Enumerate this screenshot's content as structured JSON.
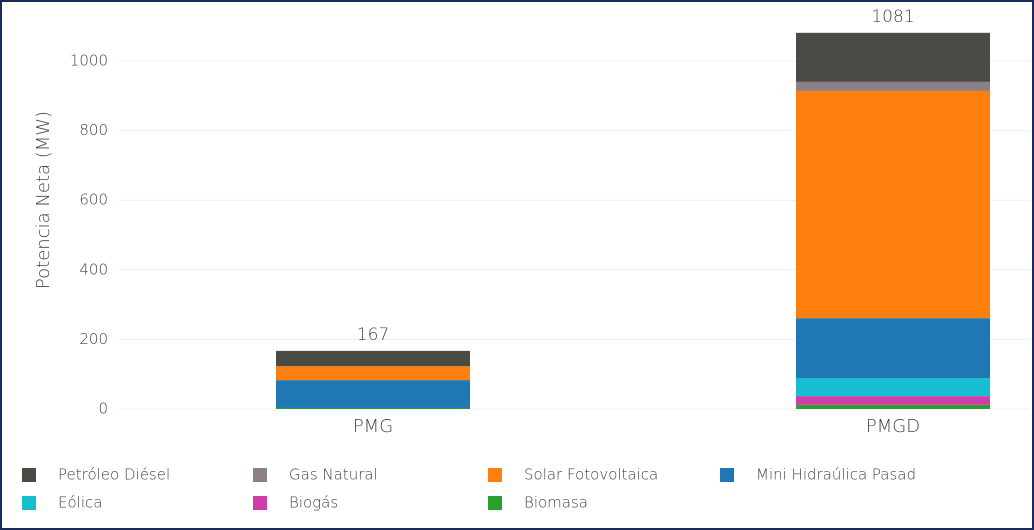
{
  "chart_data": {
    "type": "stacked_bar",
    "y_label": "Potencia Neta (MW)",
    "categories": [
      "PMG",
      "PMGD"
    ],
    "totals": [
      167,
      1081
    ],
    "series": [
      {
        "name": "Petróleo Diésel",
        "color": "#4b4b46",
        "values": [
          44,
          141
        ]
      },
      {
        "name": "Gas Natural",
        "color": "#8c7f86",
        "values": [
          0,
          26
        ]
      },
      {
        "name": "Solar Fotovoltaica",
        "color": "#ff7f0e",
        "values": [
          40,
          653
        ]
      },
      {
        "name": "Mini Hidraúlica Pasad",
        "color": "#1f77b4",
        "values": [
          80,
          172
        ]
      },
      {
        "name": "Eólica",
        "color": "#17becf",
        "values": [
          0,
          52
        ]
      },
      {
        "name": "Biogás",
        "color": "#d03ca8",
        "values": [
          0,
          25
        ]
      },
      {
        "name": "Biomasa",
        "color": "#2ca02c",
        "values": [
          3,
          12
        ]
      }
    ],
    "ylim": [
      0,
      1100
    ],
    "yticks": [
      0,
      200,
      400,
      600,
      800,
      1000
    ],
    "grid": true
  }
}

━━━━━━

• Task objective:
Check each line above for the string "name", then copy the ones that have it.

• Answer to the problem:
        "name": "Petróleo Diésel",
        "name": "Gas Natural",
        "name": "Solar Fotovoltaica",
        "name": "Mini Hidraúlica Pasad",
        "name": "Eólica",
        "name": "Biogás",
        "name": "Biomasa",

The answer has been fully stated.